**Problem to work on**
Starting at the top of the records and continuing through the line containing "The right battery/power", arrange those lines into a numbered list, leaving out any blank lines.
>> START
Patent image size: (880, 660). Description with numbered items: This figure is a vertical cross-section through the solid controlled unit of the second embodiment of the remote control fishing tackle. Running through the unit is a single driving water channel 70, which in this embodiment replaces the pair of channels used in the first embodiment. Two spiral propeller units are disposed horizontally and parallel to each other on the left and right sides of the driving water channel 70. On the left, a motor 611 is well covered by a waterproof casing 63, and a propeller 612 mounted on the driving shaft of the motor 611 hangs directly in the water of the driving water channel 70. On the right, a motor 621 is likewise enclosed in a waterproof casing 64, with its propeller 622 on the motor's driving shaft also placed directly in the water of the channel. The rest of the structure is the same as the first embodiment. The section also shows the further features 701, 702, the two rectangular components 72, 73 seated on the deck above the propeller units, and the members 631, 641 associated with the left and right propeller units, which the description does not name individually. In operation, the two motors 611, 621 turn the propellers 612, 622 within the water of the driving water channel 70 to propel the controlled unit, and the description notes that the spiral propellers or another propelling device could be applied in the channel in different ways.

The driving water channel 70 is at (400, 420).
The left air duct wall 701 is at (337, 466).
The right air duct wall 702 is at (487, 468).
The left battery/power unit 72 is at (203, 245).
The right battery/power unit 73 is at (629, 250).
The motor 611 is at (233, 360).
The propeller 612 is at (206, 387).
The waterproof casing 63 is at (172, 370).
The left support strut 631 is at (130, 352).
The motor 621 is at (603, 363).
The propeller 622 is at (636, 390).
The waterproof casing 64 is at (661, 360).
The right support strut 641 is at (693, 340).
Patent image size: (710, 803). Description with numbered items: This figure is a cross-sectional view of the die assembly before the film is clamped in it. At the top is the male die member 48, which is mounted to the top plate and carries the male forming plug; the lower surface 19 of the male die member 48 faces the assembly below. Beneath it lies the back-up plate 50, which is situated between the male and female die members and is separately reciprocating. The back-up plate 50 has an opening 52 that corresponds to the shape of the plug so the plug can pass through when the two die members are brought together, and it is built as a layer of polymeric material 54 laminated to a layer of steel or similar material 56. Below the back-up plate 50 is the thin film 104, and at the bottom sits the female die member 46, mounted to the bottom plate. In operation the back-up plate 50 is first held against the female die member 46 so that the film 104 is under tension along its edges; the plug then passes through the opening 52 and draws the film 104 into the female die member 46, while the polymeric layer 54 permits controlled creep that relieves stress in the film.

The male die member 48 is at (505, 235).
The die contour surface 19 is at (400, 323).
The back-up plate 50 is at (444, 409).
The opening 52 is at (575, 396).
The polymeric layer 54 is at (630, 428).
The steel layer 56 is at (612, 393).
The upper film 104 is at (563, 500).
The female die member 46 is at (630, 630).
>> END
**Correct answer**
1. Patent image size: (880, 660). Description with numbered items: This figure is a vertical cross-section through the solid controlled unit of the second embodiment of the remote control fishing tackle. Running through the unit is a single driving water channel 70, which in this embodiment replaces the pair of channels used in the first embodiment. Two spiral propeller units are disposed horizontally and parallel to each other on the left and right sides of the driving water channel 70. On the left, a motor 611 is well covered by a waterproof casing 63, and a propeller 612 mounted on the driving shaft of the motor 611 hangs directly in the water of the driving water channel 70. On the right, a motor 621 is likewise enclosed in a waterproof casing 64, with its propeller 622 on the motor's driving shaft also placed directly in the water of the channel. The rest of the structure is the same as the first embodiment. The section also shows the further features 701, 702, the two rectangular components 72, 73 seated on the deck above the propeller units, and the members 631, 641 associated with the left and right propeller units, which the description does not name individually. In operation, the two motors 611, 621 turn the propellers 612, 622 within the water of the driving water channel 70 to propel the controlled unit, and the description notes that the spiral propellers or another propelling device could be applied in the channel in different ways.
2. The driving water channel 70 is at (400, 420).
3. The left air duct wall 701 is at (337, 466).
4. The right air duct wall 702 is at (487, 468).
5. The left battery/power unit 72 is at (203, 245).
6. The right battery/power unit 73 is at (629, 250).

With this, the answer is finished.